Task prompt » Report the count of lines holding "巻過防止装置" in the records, with no other words.
━━━━
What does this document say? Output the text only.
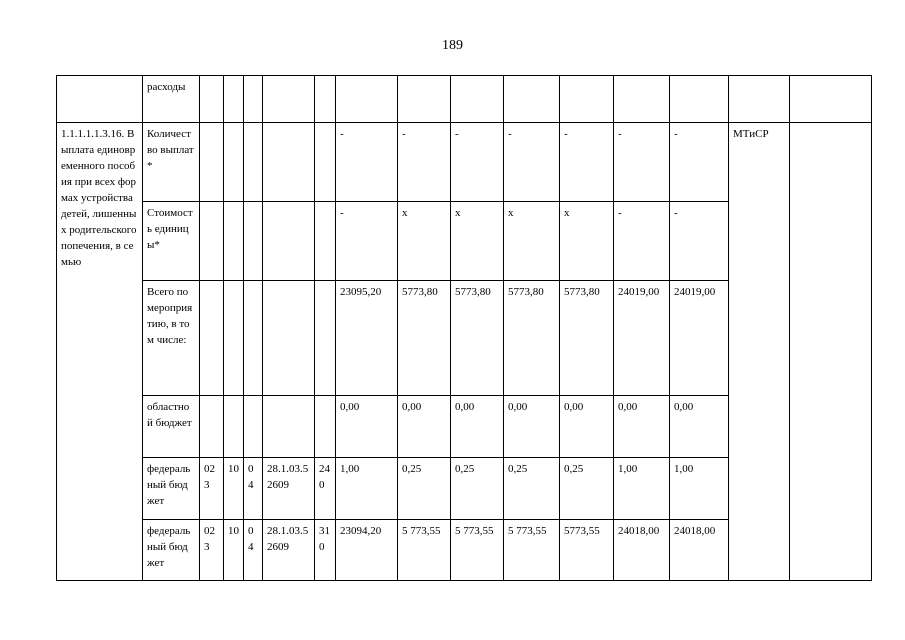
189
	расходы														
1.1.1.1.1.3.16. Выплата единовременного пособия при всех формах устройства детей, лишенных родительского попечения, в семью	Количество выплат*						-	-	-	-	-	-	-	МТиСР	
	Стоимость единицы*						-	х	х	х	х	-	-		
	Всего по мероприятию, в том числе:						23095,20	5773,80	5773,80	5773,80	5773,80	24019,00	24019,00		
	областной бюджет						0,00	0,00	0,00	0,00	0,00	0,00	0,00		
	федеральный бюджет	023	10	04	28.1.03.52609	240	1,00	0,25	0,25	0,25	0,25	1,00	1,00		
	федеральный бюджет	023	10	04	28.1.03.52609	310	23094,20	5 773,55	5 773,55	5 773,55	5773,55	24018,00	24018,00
━━━━
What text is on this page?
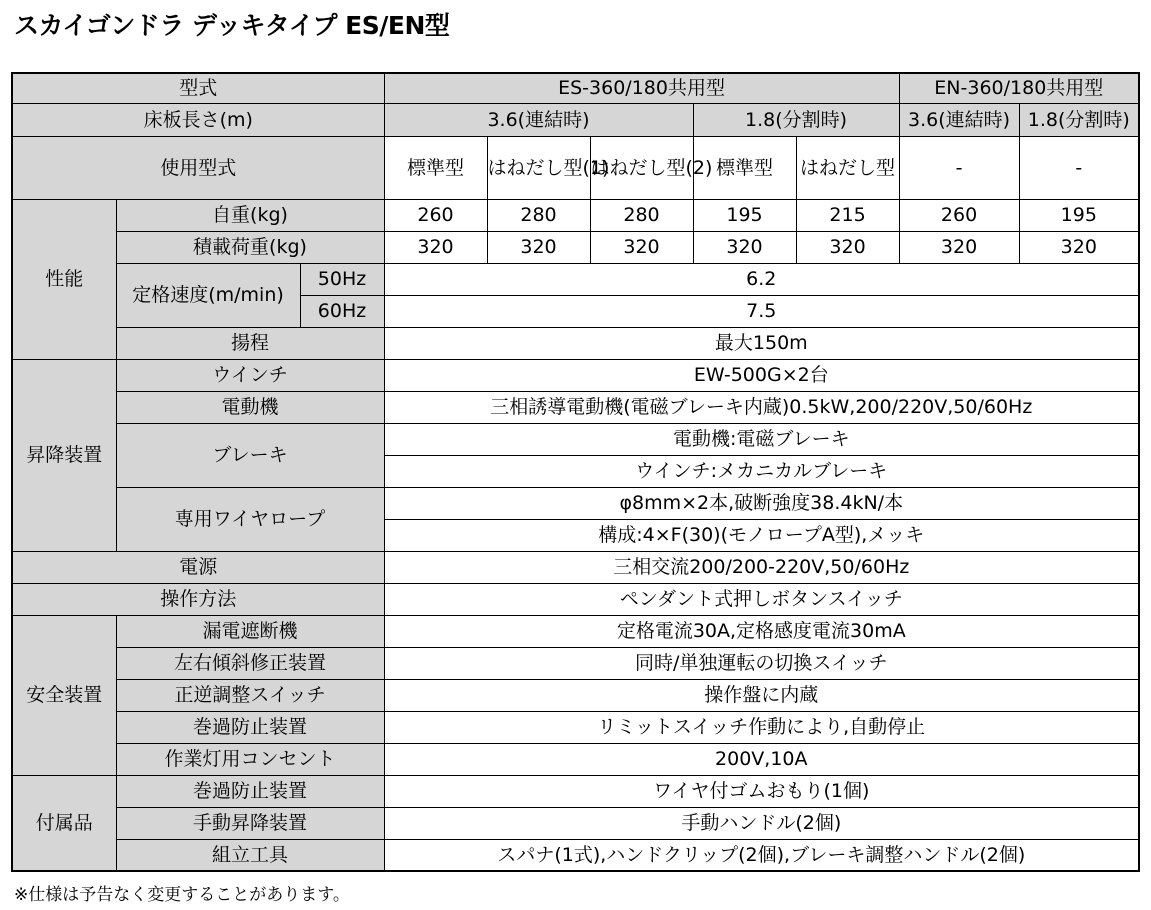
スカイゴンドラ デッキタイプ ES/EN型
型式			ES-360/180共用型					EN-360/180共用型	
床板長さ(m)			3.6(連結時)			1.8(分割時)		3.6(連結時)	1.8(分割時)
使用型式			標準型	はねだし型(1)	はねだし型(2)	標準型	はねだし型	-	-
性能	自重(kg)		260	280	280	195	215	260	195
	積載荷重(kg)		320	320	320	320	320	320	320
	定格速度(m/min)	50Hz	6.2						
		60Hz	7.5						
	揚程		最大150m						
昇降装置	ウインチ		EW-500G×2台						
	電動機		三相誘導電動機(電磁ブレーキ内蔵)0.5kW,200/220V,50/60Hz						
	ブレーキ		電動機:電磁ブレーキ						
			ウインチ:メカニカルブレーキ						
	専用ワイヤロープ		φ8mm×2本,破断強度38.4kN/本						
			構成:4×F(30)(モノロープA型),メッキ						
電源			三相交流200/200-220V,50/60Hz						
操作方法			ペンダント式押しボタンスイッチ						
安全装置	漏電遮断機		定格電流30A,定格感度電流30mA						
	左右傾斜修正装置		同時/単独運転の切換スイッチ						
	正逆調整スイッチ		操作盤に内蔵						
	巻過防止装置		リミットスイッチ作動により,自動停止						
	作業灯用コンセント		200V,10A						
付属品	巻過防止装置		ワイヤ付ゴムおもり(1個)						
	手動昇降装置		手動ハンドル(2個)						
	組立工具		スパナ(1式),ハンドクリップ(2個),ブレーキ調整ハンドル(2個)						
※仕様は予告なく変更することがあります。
━━━━
Task result » 2